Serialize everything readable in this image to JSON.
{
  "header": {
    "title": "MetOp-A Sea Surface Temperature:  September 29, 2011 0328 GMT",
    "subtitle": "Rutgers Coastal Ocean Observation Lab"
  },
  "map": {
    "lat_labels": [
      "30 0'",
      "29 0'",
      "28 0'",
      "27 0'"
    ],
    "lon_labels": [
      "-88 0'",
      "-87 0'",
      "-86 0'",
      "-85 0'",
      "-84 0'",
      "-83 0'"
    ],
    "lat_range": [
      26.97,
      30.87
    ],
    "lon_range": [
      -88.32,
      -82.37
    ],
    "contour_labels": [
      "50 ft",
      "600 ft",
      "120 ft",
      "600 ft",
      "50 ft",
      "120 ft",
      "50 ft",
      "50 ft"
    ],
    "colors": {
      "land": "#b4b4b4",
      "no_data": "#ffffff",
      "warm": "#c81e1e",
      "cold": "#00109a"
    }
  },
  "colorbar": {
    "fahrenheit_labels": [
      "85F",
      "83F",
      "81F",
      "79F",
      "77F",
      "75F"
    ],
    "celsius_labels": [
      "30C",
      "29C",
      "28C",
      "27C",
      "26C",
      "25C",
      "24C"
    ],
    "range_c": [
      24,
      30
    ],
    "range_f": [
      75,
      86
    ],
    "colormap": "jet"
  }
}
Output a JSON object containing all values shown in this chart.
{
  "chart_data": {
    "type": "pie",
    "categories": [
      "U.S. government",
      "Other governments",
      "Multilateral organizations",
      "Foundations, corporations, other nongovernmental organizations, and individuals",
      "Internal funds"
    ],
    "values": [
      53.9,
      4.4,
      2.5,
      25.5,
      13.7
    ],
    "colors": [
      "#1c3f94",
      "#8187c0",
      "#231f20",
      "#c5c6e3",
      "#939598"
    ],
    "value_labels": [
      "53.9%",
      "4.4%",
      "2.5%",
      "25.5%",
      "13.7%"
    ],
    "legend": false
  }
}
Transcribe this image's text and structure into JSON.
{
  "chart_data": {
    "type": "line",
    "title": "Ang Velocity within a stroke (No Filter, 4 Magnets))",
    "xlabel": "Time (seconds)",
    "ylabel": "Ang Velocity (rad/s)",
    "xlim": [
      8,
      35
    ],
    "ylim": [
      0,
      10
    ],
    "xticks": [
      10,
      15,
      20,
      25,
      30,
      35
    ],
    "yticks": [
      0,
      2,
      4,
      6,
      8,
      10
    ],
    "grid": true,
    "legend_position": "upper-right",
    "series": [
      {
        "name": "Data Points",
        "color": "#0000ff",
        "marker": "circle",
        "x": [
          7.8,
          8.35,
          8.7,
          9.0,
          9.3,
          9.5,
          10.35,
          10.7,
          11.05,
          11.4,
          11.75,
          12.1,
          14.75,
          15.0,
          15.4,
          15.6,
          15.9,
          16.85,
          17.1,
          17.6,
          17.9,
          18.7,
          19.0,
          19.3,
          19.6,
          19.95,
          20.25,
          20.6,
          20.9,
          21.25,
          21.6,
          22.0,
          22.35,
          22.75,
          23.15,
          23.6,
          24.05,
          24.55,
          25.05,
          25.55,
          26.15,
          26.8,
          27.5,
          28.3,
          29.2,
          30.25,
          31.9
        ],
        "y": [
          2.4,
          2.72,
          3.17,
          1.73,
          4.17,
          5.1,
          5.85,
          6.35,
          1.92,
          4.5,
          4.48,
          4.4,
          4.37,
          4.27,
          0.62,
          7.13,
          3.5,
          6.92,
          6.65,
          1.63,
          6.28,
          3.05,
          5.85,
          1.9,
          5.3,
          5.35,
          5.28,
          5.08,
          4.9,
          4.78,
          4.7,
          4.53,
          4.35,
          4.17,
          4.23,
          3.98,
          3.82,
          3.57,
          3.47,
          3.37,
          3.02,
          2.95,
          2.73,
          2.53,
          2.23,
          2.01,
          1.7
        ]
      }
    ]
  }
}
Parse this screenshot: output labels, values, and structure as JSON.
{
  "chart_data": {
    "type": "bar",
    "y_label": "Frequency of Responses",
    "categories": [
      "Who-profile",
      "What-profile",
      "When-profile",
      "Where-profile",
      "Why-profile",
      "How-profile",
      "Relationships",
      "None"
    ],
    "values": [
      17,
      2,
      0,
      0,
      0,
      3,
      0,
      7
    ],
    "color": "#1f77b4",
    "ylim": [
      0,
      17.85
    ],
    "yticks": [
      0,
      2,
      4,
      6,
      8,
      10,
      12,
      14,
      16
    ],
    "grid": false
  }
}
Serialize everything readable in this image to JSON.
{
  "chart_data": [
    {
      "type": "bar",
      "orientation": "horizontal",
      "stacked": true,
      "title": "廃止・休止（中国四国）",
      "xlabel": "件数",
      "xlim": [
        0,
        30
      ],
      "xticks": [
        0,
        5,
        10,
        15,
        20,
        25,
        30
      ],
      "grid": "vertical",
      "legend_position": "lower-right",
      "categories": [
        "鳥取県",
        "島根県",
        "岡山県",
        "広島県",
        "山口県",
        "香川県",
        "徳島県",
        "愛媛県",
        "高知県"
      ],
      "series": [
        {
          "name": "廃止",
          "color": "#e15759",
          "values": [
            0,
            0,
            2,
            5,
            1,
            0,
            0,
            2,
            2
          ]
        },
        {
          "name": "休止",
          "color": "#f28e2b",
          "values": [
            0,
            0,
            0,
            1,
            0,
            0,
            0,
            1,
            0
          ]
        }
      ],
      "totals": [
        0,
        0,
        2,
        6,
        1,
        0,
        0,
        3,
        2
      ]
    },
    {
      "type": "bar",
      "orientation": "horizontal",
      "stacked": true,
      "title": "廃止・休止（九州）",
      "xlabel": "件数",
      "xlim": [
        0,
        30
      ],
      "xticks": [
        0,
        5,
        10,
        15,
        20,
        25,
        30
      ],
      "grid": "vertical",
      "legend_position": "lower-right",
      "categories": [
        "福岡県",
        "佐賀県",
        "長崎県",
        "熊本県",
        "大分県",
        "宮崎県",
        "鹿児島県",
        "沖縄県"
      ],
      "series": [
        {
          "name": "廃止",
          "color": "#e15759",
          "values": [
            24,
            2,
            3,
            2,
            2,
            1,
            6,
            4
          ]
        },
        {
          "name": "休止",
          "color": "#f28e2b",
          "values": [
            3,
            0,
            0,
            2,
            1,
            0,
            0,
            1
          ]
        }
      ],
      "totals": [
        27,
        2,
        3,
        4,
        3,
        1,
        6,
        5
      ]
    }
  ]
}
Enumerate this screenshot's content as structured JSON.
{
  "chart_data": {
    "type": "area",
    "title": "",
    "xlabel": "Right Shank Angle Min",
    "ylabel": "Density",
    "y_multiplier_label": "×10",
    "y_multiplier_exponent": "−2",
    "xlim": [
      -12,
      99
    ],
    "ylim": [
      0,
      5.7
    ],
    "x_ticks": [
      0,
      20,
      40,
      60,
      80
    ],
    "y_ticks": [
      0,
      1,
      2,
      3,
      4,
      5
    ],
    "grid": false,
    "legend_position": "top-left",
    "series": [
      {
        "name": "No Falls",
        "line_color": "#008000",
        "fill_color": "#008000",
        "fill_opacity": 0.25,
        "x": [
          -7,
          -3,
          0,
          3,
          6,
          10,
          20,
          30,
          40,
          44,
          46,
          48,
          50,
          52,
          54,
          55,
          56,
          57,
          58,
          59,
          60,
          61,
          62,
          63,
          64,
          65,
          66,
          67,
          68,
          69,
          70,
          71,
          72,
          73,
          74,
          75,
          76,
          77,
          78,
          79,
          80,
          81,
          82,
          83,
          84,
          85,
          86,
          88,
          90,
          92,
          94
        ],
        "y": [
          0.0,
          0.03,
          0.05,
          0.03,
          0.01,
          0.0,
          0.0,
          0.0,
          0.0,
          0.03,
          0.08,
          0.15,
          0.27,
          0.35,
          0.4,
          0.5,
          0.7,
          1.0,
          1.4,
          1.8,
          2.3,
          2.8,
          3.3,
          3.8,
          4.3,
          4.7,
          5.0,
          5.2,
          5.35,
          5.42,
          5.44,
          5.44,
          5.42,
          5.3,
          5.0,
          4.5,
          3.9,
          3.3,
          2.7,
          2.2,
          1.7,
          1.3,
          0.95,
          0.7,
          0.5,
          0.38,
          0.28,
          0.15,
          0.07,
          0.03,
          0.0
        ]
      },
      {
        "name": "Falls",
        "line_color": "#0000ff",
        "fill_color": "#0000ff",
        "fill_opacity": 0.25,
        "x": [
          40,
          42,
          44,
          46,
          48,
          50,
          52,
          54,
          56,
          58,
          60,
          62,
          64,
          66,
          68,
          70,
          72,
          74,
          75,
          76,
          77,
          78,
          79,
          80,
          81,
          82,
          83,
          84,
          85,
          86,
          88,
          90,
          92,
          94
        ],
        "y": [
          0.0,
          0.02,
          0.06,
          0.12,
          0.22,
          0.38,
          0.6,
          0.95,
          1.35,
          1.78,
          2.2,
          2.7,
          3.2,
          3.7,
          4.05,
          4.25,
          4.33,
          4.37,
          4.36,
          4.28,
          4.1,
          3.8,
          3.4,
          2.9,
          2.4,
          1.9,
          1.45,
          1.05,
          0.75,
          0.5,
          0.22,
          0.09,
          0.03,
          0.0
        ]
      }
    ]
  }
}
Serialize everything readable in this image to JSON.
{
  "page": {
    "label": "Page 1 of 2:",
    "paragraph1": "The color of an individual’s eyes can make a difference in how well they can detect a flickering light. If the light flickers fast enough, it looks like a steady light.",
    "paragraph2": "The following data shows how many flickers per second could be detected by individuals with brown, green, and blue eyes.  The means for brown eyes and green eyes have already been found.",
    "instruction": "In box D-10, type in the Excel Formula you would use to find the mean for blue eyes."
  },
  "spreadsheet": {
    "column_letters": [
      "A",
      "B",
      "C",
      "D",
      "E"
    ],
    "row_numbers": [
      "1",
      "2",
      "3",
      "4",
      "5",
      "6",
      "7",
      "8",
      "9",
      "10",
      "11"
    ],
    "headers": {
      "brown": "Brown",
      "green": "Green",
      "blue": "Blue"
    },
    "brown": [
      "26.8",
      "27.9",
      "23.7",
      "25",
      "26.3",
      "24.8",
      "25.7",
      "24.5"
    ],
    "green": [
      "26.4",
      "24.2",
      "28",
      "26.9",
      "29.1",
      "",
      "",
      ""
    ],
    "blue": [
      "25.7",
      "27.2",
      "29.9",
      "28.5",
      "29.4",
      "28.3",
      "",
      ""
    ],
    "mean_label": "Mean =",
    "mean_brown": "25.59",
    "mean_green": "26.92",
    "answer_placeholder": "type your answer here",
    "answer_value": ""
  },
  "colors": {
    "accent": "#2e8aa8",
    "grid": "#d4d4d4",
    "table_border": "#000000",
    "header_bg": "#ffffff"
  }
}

────────────────

• _INSTRUCTIONS TO FOLLOW_
State how many lines in the records above contain the word "screenshot", and give only that number.

• _TASK RESPONSE_
2